··· INPUT RECORDS ···
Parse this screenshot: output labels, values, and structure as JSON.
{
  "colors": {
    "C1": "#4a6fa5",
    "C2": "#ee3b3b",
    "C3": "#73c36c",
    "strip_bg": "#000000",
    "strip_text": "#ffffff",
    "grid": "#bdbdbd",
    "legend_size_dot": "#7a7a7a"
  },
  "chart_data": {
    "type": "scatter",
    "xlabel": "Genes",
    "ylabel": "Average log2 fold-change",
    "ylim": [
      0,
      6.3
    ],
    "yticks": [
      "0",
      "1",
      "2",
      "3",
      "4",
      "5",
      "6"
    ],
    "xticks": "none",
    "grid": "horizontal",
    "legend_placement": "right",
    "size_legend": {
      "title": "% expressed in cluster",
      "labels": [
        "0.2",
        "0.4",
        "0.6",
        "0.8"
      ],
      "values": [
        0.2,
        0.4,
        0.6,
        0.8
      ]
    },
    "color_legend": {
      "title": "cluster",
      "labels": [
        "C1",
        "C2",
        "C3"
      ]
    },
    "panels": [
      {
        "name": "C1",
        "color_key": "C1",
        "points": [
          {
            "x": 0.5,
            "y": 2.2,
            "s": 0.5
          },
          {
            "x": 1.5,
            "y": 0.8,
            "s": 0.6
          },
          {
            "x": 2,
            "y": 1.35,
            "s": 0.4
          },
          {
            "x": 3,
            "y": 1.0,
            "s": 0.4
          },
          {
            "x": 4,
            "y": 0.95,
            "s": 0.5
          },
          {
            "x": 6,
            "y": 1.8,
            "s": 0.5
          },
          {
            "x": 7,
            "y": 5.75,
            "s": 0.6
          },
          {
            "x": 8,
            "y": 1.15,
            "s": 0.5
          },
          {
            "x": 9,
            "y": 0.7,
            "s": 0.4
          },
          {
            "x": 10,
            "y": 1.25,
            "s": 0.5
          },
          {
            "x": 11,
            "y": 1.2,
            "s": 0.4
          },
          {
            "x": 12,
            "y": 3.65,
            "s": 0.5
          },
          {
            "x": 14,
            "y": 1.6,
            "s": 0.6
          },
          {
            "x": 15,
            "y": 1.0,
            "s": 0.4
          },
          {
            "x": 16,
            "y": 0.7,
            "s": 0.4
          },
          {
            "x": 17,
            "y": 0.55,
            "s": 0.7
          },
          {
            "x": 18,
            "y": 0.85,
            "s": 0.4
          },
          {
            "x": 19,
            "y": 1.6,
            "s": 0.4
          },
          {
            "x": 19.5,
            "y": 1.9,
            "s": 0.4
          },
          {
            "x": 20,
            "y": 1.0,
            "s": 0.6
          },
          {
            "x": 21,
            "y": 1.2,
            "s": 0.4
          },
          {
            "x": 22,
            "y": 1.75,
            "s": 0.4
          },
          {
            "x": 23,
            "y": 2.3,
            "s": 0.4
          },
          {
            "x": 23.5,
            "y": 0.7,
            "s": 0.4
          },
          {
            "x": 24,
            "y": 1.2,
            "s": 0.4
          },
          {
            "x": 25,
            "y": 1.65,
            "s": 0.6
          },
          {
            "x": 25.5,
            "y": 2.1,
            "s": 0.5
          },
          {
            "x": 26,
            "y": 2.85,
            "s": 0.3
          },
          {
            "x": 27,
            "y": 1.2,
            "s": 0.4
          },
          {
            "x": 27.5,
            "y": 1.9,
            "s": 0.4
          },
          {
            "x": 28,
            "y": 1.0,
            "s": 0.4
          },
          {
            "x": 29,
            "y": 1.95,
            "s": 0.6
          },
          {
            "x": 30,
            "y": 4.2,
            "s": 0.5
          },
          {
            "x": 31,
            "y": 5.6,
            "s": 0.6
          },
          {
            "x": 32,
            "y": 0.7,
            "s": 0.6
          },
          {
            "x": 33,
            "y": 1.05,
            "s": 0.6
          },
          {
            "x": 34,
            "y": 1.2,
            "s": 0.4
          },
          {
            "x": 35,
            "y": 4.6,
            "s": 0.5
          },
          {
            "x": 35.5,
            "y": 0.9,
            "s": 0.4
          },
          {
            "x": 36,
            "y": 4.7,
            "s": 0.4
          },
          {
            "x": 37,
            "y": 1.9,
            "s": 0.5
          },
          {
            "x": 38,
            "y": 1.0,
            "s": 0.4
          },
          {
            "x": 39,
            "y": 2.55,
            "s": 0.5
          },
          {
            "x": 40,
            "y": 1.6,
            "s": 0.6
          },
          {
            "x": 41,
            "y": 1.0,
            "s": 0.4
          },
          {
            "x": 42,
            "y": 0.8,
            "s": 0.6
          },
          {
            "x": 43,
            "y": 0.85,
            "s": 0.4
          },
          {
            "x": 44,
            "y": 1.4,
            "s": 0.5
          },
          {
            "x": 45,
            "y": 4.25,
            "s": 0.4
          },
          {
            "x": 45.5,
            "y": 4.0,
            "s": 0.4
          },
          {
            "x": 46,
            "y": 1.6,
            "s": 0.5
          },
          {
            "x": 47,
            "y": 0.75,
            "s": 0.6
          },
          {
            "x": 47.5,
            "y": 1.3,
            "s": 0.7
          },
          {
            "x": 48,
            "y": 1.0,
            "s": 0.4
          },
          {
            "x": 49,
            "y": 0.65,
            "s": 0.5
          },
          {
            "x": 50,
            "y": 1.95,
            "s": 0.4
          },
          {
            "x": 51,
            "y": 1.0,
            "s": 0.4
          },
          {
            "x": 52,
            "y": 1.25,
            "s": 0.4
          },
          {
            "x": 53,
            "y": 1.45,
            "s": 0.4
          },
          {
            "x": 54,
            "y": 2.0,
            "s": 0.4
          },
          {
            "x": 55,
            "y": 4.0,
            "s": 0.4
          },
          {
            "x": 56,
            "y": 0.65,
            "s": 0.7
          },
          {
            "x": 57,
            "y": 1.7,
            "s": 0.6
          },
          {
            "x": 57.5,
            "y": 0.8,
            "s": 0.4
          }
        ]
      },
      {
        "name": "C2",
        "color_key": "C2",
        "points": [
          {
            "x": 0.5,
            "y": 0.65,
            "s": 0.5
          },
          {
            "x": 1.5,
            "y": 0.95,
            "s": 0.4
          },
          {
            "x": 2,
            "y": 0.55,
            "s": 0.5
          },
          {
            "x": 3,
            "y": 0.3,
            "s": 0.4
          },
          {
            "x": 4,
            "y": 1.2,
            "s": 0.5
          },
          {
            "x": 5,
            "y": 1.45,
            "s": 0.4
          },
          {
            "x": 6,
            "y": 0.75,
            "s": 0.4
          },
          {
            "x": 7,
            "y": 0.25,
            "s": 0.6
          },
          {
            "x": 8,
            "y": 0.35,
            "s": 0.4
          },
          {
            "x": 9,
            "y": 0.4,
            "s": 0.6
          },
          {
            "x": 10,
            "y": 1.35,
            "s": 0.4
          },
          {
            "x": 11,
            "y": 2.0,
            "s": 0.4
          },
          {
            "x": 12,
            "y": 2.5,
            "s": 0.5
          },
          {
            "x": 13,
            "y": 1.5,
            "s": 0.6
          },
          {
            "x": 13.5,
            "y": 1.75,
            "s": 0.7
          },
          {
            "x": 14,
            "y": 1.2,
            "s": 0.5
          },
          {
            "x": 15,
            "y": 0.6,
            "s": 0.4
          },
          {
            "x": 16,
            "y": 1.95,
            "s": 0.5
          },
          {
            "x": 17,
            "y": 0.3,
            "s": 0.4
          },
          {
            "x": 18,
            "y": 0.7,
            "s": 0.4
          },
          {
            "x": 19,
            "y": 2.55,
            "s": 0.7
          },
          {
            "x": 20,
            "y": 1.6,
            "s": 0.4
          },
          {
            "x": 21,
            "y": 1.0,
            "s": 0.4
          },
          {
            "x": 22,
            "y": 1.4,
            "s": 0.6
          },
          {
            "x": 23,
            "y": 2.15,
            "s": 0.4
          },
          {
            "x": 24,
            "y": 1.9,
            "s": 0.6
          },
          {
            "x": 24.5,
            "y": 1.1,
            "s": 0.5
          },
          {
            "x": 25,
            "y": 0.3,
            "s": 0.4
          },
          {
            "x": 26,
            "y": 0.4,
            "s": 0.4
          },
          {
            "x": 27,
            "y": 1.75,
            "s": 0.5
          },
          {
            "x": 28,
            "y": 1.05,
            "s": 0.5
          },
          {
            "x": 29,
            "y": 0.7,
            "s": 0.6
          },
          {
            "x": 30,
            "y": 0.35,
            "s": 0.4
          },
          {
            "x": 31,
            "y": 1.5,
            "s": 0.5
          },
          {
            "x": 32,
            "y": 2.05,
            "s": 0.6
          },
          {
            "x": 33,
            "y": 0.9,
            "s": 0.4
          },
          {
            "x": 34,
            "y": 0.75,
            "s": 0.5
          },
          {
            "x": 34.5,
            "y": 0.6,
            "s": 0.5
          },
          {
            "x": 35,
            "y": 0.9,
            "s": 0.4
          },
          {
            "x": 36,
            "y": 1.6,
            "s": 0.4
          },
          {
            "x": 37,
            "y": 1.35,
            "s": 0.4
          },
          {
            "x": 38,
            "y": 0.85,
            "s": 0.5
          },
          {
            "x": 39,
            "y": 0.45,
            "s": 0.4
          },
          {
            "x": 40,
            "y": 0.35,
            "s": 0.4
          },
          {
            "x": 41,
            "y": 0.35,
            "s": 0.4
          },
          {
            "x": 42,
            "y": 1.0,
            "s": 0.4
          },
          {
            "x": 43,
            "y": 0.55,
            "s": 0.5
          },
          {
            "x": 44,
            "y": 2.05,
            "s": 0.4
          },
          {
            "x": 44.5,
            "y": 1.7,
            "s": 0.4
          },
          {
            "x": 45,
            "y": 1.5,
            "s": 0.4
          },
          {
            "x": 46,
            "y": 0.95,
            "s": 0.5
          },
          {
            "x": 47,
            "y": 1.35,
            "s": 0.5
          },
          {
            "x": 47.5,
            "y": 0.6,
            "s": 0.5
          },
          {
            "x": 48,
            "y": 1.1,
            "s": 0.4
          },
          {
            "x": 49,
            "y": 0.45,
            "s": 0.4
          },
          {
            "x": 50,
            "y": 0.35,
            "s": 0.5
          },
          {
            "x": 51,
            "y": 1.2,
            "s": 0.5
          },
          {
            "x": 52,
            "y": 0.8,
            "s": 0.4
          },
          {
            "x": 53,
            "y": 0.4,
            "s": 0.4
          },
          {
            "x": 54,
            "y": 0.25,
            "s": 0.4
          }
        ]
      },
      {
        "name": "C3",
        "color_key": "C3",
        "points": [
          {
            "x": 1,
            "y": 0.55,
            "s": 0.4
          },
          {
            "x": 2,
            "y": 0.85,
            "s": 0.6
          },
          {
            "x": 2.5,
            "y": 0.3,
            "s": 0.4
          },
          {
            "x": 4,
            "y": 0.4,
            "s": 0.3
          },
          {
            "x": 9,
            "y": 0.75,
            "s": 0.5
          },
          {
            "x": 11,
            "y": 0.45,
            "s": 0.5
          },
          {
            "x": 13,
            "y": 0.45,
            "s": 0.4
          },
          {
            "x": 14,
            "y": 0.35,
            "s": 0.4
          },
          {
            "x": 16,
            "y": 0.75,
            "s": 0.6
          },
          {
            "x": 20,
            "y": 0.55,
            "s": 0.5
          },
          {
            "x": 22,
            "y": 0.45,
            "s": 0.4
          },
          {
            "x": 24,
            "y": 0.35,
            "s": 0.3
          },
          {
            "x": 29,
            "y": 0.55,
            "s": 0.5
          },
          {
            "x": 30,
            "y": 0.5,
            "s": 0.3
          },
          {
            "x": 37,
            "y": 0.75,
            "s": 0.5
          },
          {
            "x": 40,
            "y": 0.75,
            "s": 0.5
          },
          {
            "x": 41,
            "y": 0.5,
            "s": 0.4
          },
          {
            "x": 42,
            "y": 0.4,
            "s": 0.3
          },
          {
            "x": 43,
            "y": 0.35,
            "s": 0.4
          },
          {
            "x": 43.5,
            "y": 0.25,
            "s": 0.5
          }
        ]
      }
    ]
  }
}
···
## WHAT TO DO
From the data, list each line in which the string "title" appears.

## RESPONSE TO THE TASK
      "title": "% expressed in cluster",
      "title": "cluster",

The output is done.